--- START ---

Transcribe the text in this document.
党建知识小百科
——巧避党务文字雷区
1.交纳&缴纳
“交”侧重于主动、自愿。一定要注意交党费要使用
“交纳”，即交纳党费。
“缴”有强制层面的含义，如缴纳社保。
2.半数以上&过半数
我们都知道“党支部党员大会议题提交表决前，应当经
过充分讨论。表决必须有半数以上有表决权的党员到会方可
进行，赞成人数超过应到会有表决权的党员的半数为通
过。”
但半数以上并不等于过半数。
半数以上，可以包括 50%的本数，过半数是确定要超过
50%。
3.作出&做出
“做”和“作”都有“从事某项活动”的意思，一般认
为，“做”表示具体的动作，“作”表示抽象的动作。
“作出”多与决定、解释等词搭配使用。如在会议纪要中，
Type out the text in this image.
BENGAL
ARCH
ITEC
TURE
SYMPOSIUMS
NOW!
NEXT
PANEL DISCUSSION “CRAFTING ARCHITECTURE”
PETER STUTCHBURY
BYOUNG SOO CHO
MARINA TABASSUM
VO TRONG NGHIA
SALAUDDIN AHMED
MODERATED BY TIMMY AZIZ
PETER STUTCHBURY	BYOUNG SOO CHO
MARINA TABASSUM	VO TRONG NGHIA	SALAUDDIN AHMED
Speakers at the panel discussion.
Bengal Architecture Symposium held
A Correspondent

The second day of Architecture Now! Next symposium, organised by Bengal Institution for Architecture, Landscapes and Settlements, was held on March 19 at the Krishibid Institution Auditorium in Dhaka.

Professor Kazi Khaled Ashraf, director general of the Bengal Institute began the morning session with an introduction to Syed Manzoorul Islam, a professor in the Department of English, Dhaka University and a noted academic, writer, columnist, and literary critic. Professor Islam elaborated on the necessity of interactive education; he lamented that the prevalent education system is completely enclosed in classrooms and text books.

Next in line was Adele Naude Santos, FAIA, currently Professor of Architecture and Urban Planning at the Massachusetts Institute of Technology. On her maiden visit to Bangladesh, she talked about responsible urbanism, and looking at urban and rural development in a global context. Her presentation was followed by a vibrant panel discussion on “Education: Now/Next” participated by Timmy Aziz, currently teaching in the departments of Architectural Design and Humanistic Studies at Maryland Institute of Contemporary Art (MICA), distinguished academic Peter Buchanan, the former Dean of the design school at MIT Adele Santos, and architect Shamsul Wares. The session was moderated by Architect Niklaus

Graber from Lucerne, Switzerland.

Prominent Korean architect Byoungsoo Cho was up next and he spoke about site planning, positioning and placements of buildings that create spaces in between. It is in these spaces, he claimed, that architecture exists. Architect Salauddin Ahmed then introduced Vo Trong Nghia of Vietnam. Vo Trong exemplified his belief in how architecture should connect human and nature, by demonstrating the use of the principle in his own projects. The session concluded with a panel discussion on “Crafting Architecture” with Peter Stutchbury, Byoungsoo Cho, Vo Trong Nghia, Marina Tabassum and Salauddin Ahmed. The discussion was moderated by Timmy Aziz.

--- END ---

◆ **Your task**: Copy each line of the records above that carries the word "academic".

◆ **Worked solution**:
Professor Kazi Khaled Ashraf, director general of the Bengal Institute began the morning session with an introduction to Syed Manzoorul Islam, a professor in the Department of English, Dhaka University and a noted academic, writer, columnist, and literary critic. Professor Islam elaborated on the necessity of interactive education; he lamented that the prevalent education system is completely enclosed in classrooms and text books.
Next in line was Adele Naude Santos, FAIA, currently Professor of Architecture and Urban Planning at the Massachusetts Institute of Technology. On her maiden visit to Bangladesh, she talked about responsible urbanism, and looking at urban and rural development in a global context. Her presentation was followed by a vibrant panel discussion on “Education: Now/Next” participated by Timmy Aziz, currently teaching in the departments of Architectural Design and Humanistic Studies at Maryland Institute of Contemporary Art (MICA), distinguished academic Peter Buchanan, the former Dean of the design school at MIT Adele Santos, and architect Shamsul Wares. The session was moderated by Architect Niklaus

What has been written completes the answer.